** Opening Source text block **
When you think of credit scores, you probably associate them with getting a loan or a credit card. But did you know your credit score can also impact how much you pay for auto insurance?
In most U.S. states, insurance companies use credit-based insurance scores to help determine your premium. Even if you have a clean driving record, a low credit score could still lead to higher rates. Let’s explore why this happens—and more importantly, how you can fix it.
Why Do Insurers Use Credit Scores?
Insurance companies have one goal: to predict risk. Over time, studies have shown a strong correlation between credit scores and the likelihood of filing insurance claims. Drivers with lower credit scores are statistically more likely to file claims and, in some cases, file for higher amounts.
As a result, many insurers adjust your rate based on a credit-based insurance score—a number derived from elements of your credit report, like:
- Payment history
- Credit utilization
- Length of credit history
- Types of credit accounts
- Recent credit inquiries
It’s not the exact same score lenders see, but it uses similar data.
** Closing Source text block **
** Opening Provided data block **
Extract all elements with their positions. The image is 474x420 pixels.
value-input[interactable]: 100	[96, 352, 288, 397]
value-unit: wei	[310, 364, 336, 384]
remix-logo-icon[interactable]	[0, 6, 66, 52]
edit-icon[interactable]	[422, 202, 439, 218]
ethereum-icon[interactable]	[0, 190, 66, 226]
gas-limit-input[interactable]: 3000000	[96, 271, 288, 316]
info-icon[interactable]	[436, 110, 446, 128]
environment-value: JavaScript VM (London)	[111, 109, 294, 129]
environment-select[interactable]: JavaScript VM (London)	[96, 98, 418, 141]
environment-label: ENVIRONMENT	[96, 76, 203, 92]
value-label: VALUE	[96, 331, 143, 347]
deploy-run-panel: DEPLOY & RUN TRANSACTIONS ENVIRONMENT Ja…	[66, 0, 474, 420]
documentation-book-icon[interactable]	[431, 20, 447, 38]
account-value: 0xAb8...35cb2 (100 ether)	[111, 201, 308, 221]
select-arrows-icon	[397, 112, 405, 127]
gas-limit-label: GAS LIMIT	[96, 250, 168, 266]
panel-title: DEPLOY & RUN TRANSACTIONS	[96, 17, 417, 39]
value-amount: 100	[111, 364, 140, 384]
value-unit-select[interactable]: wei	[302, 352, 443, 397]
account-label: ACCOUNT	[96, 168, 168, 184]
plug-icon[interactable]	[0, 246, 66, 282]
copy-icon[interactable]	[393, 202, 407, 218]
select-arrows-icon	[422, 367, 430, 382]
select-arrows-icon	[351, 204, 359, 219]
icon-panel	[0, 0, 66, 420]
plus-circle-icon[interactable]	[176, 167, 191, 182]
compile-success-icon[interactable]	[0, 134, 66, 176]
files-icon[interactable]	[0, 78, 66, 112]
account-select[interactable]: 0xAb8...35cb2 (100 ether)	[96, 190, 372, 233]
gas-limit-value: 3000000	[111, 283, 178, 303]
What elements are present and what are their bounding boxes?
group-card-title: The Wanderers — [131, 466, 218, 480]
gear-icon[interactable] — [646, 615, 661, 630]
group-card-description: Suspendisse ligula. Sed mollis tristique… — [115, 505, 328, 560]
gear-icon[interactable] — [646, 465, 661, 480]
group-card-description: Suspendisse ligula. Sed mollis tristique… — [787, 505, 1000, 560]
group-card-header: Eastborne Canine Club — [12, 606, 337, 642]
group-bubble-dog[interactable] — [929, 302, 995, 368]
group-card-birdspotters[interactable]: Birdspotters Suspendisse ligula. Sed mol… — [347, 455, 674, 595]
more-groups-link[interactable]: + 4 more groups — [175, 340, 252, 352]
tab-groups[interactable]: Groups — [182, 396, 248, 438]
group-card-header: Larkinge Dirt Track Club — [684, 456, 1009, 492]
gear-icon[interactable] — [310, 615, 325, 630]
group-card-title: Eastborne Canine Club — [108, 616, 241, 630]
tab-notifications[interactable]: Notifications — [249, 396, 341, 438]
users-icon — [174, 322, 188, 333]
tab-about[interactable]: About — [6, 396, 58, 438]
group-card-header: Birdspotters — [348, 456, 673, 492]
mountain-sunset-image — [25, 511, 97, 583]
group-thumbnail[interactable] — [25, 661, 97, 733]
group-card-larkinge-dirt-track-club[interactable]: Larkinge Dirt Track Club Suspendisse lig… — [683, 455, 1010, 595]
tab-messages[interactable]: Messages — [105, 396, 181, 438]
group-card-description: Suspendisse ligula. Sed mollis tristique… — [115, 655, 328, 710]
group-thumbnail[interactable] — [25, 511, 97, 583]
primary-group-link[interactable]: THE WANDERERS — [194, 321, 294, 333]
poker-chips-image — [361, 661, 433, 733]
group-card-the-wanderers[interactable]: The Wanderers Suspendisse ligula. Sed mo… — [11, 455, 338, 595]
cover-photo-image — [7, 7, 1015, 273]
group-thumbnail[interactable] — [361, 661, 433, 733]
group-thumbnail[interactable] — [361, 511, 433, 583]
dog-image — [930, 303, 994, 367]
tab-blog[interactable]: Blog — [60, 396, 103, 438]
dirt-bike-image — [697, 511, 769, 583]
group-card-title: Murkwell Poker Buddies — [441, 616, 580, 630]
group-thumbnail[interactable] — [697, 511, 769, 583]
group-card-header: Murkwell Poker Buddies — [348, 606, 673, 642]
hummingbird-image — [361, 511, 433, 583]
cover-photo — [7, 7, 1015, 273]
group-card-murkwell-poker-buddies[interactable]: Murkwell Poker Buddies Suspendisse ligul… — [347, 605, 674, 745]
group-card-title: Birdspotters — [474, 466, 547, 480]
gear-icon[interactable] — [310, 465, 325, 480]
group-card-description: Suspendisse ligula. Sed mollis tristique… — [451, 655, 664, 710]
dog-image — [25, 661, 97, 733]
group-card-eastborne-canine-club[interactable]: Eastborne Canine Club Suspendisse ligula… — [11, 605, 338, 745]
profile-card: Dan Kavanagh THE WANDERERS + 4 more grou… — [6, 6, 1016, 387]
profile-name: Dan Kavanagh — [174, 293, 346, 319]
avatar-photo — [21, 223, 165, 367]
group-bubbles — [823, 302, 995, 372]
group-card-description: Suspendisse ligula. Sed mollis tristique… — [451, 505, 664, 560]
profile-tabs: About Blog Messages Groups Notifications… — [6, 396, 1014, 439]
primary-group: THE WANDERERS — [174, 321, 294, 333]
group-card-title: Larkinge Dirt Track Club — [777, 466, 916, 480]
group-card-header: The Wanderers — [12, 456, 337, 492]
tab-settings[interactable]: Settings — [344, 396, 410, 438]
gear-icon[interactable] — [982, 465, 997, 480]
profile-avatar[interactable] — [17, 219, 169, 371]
** Closing Provided data block **
The text on credit scores and auto insurance names the elements of a credit report from which a credit-based insurance score is derived. List every one of them. The records play no part in what is asked here.

- Payment history
- Credit utilization
- Length of credit history
- Types of credit accounts
- Recent credit inquiries